Problem details >>
Looking through the listing, how many of its lines hold the word "data"? Answer with only the number.
####################
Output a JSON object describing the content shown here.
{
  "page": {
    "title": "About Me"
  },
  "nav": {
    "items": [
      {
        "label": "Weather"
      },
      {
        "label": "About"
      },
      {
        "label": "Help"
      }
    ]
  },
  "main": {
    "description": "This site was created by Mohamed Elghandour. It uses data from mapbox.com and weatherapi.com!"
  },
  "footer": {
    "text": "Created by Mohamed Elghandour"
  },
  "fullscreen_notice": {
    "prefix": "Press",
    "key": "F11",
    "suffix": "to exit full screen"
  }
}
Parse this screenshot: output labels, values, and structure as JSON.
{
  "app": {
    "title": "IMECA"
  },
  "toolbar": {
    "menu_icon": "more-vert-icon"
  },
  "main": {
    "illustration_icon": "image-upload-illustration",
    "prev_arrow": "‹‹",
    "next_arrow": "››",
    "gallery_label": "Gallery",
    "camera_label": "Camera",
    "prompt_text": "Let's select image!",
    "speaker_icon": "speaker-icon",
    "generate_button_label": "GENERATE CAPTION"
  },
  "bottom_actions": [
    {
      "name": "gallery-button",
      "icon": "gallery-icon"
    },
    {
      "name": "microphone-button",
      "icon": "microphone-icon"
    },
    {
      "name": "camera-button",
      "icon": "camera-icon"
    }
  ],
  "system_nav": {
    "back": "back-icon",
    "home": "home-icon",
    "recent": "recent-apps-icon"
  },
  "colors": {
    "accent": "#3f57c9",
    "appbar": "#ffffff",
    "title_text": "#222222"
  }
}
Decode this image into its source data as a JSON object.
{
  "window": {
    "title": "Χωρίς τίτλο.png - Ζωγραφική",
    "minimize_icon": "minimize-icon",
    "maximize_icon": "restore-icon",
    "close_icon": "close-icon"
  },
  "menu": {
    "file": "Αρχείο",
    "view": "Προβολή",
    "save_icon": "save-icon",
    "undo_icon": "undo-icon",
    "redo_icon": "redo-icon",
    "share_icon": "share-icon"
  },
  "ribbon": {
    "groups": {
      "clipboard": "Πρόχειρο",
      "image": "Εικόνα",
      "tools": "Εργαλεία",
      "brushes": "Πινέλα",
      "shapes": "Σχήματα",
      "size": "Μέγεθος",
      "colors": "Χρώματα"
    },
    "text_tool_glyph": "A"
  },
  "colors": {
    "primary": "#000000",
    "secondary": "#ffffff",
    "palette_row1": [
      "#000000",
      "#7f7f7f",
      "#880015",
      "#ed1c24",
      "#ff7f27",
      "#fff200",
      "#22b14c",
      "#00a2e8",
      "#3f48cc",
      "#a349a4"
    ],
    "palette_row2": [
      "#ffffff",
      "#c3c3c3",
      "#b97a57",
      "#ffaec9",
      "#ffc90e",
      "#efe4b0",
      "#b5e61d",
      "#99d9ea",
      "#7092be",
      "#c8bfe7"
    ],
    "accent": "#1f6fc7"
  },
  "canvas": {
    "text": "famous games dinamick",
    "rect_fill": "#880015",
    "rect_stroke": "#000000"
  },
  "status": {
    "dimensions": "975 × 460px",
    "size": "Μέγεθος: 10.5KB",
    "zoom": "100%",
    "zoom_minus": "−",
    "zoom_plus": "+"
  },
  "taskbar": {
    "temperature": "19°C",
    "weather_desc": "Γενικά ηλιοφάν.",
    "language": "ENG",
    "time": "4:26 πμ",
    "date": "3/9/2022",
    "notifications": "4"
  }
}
####################
Response >>
2